» **Work required**: Which lines contain the string "روضة"? Please list every one of them.

>> Begin Data to use

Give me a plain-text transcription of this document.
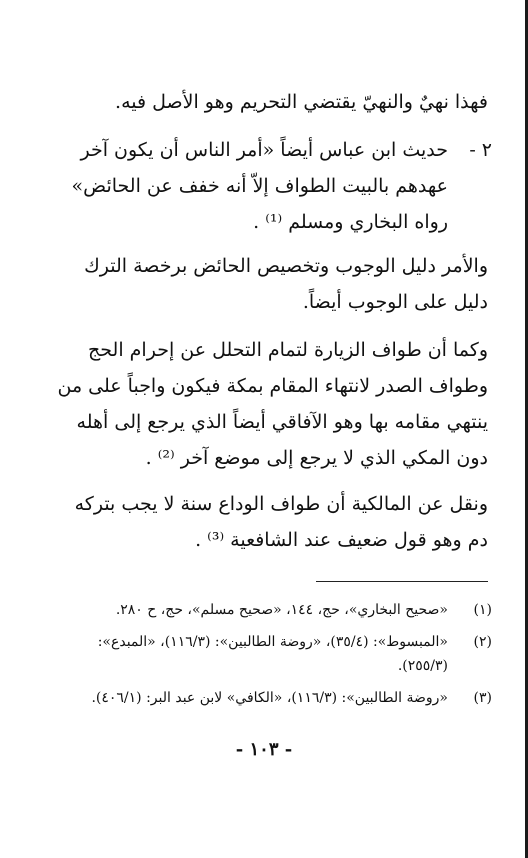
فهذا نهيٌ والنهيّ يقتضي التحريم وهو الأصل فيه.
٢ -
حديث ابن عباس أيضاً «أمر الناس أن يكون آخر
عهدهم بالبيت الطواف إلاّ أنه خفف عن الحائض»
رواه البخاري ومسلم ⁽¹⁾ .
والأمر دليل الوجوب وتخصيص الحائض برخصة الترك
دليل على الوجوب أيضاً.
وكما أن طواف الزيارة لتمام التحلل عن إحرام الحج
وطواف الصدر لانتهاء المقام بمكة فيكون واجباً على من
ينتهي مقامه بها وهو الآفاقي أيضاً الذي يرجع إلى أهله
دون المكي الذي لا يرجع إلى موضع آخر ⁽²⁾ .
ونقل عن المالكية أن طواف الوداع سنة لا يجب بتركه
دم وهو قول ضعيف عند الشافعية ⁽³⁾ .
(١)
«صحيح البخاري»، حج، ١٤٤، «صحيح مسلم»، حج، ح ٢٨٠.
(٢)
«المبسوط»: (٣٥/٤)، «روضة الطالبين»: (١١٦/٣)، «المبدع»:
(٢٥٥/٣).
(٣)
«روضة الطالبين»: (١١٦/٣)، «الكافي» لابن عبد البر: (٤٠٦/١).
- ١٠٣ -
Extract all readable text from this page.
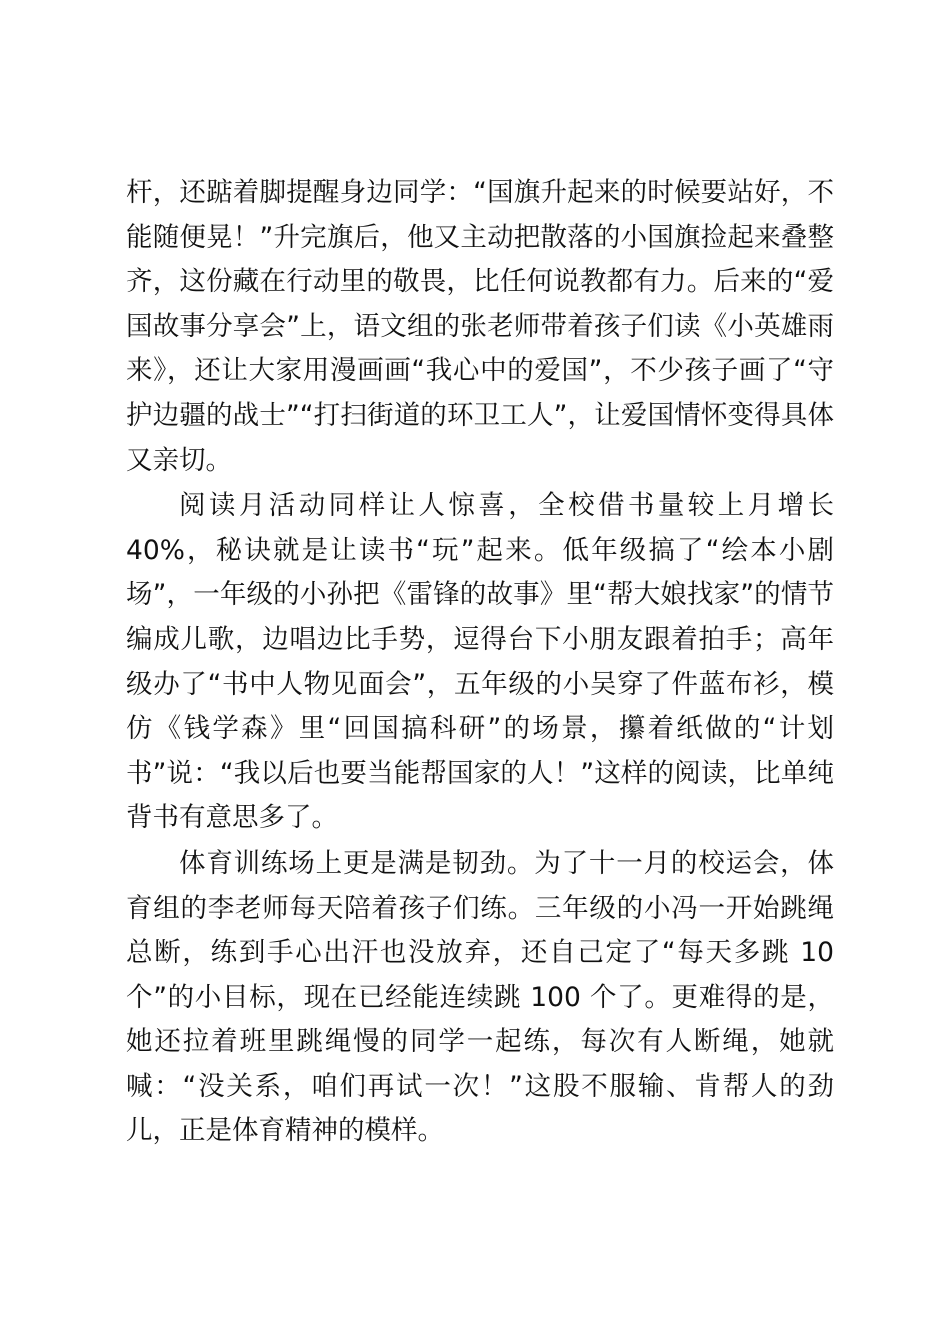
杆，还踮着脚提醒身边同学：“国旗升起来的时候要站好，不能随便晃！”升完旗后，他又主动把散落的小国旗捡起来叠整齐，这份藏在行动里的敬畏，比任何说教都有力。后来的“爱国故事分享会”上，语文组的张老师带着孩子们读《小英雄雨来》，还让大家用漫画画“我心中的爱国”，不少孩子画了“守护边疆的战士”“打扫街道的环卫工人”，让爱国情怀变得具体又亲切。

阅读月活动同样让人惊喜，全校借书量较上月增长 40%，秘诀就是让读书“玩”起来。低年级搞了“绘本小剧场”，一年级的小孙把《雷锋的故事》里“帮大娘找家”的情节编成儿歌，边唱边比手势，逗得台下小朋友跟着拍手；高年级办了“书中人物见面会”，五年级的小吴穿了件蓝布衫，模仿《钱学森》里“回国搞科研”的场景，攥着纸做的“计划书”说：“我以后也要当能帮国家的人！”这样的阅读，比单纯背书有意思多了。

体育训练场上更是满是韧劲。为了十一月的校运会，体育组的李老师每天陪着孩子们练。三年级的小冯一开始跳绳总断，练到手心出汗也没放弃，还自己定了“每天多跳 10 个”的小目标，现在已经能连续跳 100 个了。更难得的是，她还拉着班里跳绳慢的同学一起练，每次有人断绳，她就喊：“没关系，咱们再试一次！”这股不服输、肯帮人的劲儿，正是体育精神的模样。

>> End Data to use
>> Begin Data to use

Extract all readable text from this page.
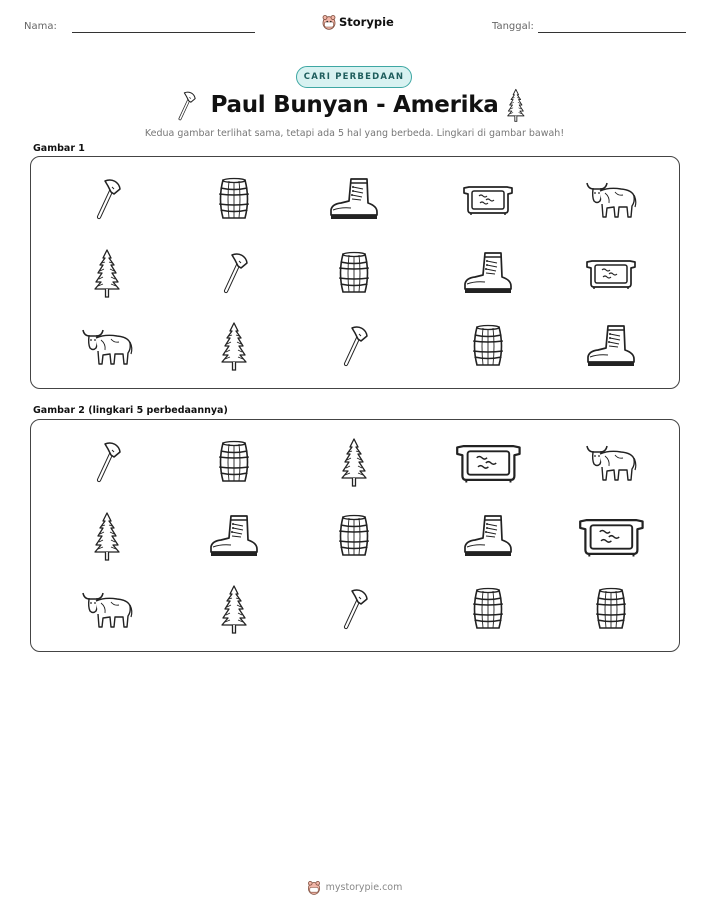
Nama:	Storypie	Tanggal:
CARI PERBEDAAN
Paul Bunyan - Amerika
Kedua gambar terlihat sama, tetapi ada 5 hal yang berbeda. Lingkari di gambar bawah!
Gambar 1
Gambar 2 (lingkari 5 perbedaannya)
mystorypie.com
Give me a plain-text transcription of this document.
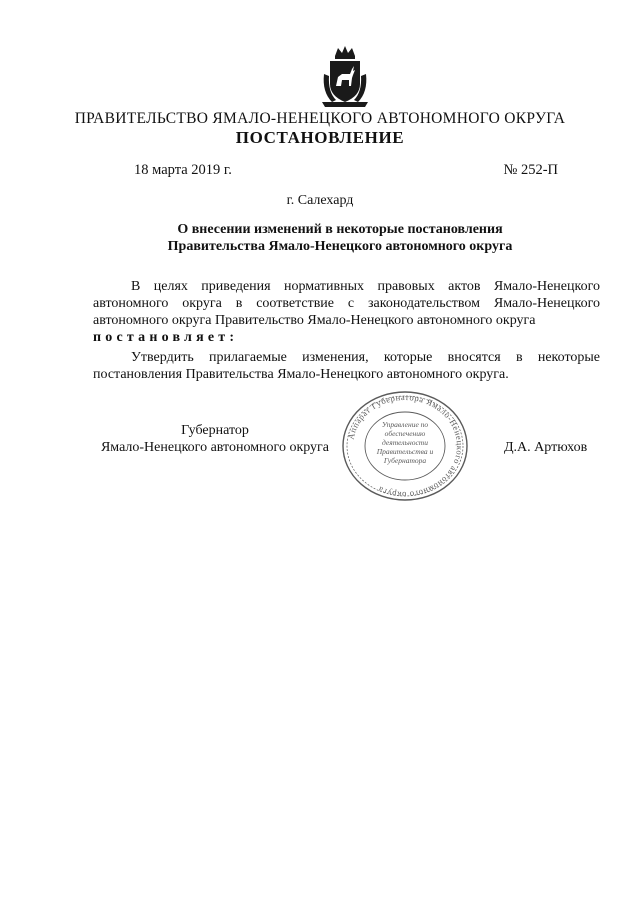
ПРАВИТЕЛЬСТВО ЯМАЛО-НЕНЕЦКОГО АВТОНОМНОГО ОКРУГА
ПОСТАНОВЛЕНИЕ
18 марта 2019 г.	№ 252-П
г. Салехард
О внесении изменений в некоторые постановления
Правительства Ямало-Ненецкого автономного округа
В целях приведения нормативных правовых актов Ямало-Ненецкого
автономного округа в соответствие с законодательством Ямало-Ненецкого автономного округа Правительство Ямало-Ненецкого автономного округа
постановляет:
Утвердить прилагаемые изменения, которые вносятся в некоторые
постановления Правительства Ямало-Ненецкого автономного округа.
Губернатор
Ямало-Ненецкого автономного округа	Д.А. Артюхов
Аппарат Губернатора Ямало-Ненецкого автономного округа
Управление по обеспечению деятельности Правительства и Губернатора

>> End Data to use

» **Worked solution**:
«المبسوط»: (٣٥/٤)، «روضة الطالبين»: (١١٦/٣)، «المبدع»:
«روضة الطالبين»: (١١٦/٣)، «الكافي» لابن عبد البر: (٤٠٦/١).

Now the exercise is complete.